What follows is a listing to be transcribed exactly.

━━ SOURCE DATA

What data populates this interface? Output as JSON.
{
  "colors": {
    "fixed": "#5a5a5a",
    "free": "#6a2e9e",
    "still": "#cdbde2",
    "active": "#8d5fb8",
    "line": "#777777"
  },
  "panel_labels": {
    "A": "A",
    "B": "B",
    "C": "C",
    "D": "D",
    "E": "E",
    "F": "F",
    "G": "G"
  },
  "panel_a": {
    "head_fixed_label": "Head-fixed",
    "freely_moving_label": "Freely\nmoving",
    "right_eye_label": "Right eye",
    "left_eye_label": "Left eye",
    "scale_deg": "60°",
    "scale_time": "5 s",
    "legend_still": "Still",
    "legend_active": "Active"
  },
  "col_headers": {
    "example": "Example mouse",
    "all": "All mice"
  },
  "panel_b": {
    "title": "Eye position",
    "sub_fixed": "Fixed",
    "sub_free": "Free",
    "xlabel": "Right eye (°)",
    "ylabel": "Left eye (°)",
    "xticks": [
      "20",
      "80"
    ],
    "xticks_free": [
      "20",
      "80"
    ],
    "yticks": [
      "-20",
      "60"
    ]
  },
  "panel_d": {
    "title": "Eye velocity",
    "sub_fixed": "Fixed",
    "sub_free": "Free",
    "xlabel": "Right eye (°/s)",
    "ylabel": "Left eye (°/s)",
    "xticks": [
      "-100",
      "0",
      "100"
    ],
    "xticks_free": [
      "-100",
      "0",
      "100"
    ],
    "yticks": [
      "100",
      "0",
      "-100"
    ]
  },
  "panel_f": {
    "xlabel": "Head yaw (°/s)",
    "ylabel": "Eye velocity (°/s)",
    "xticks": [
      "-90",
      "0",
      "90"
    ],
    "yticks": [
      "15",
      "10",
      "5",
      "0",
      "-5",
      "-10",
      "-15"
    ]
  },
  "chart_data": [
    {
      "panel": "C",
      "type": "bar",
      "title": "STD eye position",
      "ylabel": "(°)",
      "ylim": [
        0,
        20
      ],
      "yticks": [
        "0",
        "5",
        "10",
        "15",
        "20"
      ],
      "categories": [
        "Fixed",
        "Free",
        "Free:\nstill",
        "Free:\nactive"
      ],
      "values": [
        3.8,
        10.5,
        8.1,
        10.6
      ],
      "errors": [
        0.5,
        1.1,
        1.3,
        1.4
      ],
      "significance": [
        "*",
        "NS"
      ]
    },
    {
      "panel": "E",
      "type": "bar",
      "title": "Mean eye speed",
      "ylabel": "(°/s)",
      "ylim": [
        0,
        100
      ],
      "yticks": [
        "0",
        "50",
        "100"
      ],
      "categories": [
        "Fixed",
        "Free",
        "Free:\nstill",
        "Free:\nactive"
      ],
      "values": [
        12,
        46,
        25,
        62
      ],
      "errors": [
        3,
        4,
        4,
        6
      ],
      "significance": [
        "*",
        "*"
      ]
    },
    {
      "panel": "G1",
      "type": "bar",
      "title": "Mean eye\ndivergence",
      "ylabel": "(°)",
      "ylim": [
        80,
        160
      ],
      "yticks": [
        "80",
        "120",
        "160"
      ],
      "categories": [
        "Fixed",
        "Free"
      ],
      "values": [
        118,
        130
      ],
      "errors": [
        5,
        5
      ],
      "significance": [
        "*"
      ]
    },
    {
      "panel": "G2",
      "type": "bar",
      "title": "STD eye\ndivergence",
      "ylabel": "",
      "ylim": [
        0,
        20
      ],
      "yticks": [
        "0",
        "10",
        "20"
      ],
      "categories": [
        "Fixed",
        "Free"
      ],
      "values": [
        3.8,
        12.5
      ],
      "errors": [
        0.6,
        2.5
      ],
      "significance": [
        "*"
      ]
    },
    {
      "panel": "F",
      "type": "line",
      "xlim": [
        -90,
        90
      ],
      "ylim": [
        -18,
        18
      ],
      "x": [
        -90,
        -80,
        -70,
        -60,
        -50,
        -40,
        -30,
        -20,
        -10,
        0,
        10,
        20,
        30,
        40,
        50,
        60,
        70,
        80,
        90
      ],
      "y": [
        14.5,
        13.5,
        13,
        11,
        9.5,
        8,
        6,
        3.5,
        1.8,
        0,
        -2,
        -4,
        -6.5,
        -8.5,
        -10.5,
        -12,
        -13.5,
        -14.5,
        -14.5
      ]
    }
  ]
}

━━━━

> **SOLUTION FOR THIS PROBLEM**:
What data populates this interface? Output as JSON.
{
  "colors": {
    "fixed": "#5a5a5a",
    "free": "#6a2e9e",
    "still": "#cdbde2",
    "active": "#8d5fb8",
    "line": "#777777"
  },
  "panel_labels": {
    "A": "A",
    "B": "B",
    "C": "C",
    "D": "D",
    "E": "E",
    "F": "F",
    "G": "G"
  },
  "panel_a": {
    "head_fixed_label": "Head-fixed",
    "freely_moving_label": "Freely\nmoving",
    "right_eye_label": "Right eye",
    "left_eye_label": "Left eye",
    "scale_deg": "60°",
    "scale_time": "5 s",
    "legend_still": "Still",
    "legend_active": "Active"
  },
  "col_headers": {
    "example": "Example mouse",
    "all": "All mice"
  },
  "panel_b": {
    "title": "Eye position",
    "sub_fixed": "Fixed",
    "sub_free": "Free",
    "xlabel": "Right eye (°)",
    "ylabel": "Left eye (°)",
    "xticks": [
      "20",
      "80"
    ],
    "xticks_free": [
      "20",
      "80"
    ],
    "yticks": [
      "-20",
      "60"
    ]
  },
  "panel_d": {
    "title": "Eye velocity",
    "sub_fixed": "Fixed",
    "sub_free": "Free",
    "xlabel": "Right eye (°/s)",
    "ylabel": "Left eye (°/s)",
    "xticks": [
      "-100",
      "0",
      "100"
    ],
    "xticks_free": [
      "-100",
      "0",
      "100"
    ],
    "yticks": [
      "100",
      "0",
      "-100"
    ]
  },
  "panel_f": {
    "xlabel": "Head yaw (°/s)",
    "ylabel": "Eye velocity (°/s)",
    "xticks": [
      "-90",
      "0",
      "90"
    ],
    "yticks": [
      "15",
      "10",
      "5",
      "0",
      "-5",
      "-10",
      "-15"
    ]
  },
  "chart_data": [
    {
      "panel": "C",
      "type": "bar",
      "title": "STD eye position",
      "ylabel": "(°)",
      "ylim": [
        0,
        20
      ],
      "yticks": [
        "0",
        "5",
        "10",
        "15",
        "20"
      ],
      "categories": [
        "Fixed",
        "Free",
        "Free:\nstill",
        "Free:\nactive"
      ],
      "values": [
        3.8,
        10.5,
        8.1,
        10.6
      ],
      "errors": [
        0.5,
        1.1,
        1.3,
        1.4
      ],
      "significance": [
        "*",
        "NS"
      ]
    },
    {
      "panel": "E",
      "type": "bar",
      "title": "Mean eye speed",
      "ylabel": "(°/s)",
      "ylim": [
        0,
        100
      ],
      "yticks": [
        "0",
        "50",
        "100"
      ],
      "categories": [
        "Fixed",
        "Free",
        "Free:\nstill",
        "Free:\nactive"
      ],
      "values": [
        12,
        46,
        25,
        62
      ],
      "errors": [
        3,
        4,
        4,
        6
      ],
      "significance": [
        "*",
        "*"
      ]
    },
    {
      "panel": "G1",
      "type": "bar",
      "title": "Mean eye\ndivergence",
      "ylabel": "(°)",
      "ylim": [
        80,
        160
      ],
      "yticks": [
        "80",
        "120",
        "160"
      ],
      "categories": [
        "Fixed",
        "Free"
      ],
      "values": [
        118,
        130
      ],
      "errors": [
        5,
        5
      ],
      "significance": [
        "*"
      ]
    },
    {
      "panel": "G2",
      "type": "bar",
      "title": "STD eye\ndivergence",
      "ylabel": "",
      "ylim": [
        0,
        20
      ],
      "yticks": [
        "0",
        "10",
        "20"
      ],
      "categories": [
        "Fixed",
        "Free"
      ],
      "values": [
        3.8,
        12.5
      ],
      "errors": [
        0.6,
        2.5
      ],
      "significance": [
        "*"
      ]
    },
    {
      "panel": "F",
      "type": "line",
      "xlim": [
        -90,
        90
      ],
      "ylim": [
        -18,
        18
      ],
      "x": [
        -90,
        -80,
        -70,
        -60,
        -50,
        -40,
        -30,
        -20,
        -10,
        0,
        10,
        20,
        30,
        40,
        50,
        60,
        70,
        80,
        90
      ],
      "y": [
        14.5,
        13.5,
        13,
        11,
        9.5,
        8,
        6,
        3.5,
        1.8,
        0,
        -2,
        -4,
        -6.5,
        -8.5,
        -10.5,
        -12,
        -13.5,
        -14.5,
        -14.5
      ]
    }
  ]
}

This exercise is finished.